━━━━━ Data for this task ━━━━━
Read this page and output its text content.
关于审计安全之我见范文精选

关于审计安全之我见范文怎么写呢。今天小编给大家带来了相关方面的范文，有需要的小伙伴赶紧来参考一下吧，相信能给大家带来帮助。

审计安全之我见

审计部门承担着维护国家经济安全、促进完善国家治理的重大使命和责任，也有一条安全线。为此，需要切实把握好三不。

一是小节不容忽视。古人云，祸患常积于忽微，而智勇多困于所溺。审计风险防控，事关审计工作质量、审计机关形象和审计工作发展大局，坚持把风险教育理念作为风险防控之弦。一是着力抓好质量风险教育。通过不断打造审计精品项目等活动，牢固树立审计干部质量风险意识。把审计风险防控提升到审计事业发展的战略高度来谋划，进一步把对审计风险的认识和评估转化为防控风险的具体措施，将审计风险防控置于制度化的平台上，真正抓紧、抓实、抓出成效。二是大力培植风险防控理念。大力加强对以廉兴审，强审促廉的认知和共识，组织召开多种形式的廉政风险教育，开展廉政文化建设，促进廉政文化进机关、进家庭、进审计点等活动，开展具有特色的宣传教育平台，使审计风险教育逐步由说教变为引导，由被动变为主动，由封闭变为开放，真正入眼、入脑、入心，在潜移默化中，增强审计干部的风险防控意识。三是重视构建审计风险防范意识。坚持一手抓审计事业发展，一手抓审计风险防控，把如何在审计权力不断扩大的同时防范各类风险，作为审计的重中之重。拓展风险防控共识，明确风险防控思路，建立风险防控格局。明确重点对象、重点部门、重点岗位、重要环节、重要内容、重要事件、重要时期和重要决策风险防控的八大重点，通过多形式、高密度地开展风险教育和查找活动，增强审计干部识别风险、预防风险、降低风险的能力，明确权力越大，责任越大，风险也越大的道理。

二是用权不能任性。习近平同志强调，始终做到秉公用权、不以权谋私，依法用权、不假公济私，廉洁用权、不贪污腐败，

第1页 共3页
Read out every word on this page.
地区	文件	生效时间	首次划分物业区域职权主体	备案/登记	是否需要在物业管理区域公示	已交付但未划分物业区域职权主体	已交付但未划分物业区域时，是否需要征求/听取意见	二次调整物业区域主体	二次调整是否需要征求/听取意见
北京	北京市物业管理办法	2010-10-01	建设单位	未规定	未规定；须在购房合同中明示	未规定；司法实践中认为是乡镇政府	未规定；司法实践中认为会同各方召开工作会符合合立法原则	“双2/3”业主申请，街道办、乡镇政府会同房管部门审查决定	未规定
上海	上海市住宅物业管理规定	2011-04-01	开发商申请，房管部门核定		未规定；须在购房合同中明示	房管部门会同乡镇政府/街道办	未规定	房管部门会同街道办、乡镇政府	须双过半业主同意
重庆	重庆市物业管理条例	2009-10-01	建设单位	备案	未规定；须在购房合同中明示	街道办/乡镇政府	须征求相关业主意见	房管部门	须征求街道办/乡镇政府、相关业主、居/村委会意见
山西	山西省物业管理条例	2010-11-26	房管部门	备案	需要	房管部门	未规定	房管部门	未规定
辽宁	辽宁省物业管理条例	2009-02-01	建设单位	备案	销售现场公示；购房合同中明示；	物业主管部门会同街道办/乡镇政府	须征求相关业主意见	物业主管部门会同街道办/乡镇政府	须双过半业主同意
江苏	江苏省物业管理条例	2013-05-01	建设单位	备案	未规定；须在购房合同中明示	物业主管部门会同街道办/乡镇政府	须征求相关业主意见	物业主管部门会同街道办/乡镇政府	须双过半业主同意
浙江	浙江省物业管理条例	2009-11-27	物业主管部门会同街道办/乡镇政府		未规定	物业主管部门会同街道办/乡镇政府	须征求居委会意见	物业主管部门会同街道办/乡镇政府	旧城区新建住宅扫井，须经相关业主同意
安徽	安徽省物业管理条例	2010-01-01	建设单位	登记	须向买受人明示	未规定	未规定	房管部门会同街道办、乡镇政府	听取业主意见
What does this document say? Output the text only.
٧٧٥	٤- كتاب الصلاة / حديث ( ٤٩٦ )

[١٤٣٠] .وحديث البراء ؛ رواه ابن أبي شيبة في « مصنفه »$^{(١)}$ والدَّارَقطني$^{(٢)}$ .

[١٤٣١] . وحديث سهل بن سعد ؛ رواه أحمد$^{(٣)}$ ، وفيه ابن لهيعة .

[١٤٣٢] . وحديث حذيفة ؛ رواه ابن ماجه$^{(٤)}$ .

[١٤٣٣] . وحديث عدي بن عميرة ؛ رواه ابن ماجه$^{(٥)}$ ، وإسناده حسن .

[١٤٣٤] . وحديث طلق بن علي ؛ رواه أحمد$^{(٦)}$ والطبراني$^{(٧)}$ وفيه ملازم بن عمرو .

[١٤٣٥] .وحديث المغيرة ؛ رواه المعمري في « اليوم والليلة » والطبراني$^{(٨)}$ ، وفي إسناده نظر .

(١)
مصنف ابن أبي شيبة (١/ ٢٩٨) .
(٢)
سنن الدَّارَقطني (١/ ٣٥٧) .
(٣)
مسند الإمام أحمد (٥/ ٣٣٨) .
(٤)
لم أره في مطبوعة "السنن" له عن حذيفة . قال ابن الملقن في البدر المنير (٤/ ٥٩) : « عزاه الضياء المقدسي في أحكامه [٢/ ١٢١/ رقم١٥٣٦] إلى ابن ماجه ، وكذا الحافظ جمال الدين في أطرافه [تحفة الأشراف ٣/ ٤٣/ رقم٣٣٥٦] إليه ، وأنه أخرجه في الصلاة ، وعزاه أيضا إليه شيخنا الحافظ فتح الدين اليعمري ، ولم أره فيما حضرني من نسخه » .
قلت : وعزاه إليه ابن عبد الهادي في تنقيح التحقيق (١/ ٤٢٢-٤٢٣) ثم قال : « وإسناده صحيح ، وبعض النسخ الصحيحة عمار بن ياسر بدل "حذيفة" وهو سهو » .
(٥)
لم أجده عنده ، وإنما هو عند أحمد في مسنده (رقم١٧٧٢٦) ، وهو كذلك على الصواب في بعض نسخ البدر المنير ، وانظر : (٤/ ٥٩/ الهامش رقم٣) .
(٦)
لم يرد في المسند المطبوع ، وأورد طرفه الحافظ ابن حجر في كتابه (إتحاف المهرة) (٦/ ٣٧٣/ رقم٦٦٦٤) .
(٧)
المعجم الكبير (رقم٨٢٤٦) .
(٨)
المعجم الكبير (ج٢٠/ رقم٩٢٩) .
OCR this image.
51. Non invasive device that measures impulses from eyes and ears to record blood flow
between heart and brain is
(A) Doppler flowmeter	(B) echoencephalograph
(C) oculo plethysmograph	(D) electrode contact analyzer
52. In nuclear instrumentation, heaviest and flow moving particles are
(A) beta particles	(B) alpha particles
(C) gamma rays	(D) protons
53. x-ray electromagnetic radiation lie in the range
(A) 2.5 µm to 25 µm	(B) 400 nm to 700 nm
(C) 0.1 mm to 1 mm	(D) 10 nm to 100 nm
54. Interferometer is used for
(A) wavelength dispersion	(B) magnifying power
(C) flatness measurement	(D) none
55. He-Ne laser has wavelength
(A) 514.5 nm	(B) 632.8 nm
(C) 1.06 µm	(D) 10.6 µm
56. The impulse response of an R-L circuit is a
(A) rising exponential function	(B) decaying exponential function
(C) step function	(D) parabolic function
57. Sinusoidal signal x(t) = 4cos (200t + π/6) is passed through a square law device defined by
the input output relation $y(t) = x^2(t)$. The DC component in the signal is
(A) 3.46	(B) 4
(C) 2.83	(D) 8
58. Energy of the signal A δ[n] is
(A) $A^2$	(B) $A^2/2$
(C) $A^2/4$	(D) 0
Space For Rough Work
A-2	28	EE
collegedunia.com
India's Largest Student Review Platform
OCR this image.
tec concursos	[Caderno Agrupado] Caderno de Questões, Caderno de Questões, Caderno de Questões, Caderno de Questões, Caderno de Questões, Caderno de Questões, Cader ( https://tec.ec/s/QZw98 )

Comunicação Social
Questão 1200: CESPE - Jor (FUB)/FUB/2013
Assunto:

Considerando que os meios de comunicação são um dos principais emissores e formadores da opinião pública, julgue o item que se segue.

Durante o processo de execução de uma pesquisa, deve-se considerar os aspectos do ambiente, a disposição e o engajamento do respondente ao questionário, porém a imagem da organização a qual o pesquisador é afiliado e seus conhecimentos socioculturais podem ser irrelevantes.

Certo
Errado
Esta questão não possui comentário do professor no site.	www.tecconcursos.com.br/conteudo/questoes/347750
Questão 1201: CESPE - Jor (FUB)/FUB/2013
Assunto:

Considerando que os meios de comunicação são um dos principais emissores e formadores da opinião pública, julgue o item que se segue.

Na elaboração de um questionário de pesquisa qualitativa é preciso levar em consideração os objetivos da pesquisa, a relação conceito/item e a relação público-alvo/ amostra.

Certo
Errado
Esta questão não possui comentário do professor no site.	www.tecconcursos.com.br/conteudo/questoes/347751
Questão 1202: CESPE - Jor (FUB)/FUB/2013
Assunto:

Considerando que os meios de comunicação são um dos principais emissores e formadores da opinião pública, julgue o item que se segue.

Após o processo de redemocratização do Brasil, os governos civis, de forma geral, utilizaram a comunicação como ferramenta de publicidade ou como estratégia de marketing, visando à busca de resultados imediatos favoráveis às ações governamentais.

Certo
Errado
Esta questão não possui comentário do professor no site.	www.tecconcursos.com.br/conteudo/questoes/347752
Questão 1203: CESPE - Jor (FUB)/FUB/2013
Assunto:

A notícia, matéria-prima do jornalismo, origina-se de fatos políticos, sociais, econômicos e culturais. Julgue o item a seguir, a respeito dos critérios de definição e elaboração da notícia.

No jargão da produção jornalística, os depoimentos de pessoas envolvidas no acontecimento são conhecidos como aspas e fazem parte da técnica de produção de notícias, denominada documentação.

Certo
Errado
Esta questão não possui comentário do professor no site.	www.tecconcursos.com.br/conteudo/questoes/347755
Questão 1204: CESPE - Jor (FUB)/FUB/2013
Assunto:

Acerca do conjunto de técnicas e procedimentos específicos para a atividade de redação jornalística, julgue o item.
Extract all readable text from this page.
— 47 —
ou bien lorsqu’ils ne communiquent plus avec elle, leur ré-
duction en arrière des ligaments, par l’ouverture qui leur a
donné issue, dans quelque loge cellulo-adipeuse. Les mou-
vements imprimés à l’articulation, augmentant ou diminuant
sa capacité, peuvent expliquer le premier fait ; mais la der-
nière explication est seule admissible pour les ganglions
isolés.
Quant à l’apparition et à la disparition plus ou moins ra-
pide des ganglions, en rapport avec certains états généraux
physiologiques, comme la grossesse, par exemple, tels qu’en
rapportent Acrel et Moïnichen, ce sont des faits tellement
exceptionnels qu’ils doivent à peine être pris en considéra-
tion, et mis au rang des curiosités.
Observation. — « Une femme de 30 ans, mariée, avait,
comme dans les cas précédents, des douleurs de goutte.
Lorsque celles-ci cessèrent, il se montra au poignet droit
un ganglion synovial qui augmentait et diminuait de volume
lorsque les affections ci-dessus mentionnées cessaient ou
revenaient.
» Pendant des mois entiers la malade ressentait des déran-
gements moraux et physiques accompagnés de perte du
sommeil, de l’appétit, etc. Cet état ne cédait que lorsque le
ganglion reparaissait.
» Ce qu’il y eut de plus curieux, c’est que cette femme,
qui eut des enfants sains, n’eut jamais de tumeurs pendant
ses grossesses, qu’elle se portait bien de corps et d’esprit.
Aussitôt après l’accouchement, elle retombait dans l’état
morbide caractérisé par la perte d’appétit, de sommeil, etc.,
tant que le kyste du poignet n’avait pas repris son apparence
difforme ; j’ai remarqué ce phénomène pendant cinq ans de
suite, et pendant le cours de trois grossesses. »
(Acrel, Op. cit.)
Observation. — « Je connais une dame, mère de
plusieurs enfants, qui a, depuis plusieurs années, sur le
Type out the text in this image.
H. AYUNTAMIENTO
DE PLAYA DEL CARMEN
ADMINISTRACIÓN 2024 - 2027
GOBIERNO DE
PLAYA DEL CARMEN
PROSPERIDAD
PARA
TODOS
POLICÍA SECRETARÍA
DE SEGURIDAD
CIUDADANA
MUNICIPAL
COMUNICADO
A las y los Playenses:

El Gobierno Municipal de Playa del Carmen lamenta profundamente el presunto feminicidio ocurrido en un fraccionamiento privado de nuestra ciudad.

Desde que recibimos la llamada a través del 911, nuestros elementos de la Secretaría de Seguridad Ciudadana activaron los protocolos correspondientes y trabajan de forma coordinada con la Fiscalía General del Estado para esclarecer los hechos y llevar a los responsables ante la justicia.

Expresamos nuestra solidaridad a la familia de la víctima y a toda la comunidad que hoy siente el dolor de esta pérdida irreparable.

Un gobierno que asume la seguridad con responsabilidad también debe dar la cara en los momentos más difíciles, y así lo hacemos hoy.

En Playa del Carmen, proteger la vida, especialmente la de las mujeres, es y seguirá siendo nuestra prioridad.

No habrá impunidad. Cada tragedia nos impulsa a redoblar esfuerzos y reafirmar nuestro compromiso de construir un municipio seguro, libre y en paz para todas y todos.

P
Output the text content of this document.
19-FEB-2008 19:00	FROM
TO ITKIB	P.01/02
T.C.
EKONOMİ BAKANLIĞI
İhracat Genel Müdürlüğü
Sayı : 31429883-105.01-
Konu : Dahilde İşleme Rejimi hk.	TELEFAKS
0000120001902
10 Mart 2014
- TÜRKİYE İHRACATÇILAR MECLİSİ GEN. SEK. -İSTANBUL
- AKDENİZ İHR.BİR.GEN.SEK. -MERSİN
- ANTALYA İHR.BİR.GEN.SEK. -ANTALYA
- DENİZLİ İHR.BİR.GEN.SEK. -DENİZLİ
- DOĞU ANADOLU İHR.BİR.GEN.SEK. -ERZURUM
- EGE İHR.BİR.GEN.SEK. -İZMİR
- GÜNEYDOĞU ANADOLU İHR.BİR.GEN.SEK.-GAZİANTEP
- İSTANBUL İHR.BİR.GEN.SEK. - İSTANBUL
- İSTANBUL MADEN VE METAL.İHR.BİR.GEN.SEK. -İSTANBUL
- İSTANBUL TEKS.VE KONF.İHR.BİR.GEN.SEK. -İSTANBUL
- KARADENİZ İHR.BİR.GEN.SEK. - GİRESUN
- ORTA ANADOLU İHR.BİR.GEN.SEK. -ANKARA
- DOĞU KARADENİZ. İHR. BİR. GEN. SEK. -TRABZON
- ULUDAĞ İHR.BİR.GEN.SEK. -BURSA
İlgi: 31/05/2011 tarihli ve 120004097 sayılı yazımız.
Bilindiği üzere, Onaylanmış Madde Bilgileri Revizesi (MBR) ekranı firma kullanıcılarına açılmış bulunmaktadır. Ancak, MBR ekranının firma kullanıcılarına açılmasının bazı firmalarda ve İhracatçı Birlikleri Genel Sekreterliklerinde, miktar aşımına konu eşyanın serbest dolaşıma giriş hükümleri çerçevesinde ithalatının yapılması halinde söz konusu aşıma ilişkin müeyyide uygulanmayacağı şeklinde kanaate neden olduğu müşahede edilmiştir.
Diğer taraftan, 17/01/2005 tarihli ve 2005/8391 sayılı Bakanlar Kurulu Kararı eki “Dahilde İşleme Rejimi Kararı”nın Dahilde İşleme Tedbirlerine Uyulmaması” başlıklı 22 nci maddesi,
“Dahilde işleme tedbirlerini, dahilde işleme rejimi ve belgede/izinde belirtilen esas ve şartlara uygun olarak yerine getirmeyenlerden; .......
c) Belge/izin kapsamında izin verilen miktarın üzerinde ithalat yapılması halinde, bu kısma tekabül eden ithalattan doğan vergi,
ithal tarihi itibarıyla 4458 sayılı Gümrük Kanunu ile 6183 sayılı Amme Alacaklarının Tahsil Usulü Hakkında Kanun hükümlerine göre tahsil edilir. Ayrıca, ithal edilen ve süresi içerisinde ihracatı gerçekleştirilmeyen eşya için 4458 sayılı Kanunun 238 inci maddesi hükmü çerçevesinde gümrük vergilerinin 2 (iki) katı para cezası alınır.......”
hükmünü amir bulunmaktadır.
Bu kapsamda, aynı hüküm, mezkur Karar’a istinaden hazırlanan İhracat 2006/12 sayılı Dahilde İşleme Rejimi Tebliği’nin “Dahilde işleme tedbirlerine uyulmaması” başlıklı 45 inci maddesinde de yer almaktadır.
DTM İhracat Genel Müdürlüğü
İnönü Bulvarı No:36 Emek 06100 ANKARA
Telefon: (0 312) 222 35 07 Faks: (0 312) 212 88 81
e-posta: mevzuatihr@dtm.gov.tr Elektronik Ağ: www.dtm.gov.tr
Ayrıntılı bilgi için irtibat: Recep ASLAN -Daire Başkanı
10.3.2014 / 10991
━━━━━
- Task brief -
Using the listing, copy every line where the word "como" shows up.

- Solution to this problem -
Após o processo de redemocratização do Brasil, os governos civis, de forma geral, utilizaram a comunicação como ferramenta de publicidade ou como estratégia de marketing, visando à busca de resultados imediatos favoráveis às ações governamentais.
No jargão da produção jornalística, os depoimentos de pessoas envolvidas no acontecimento são conhecidos como aspas e fazem parte da técnica de produção de notícias, denominada documentação.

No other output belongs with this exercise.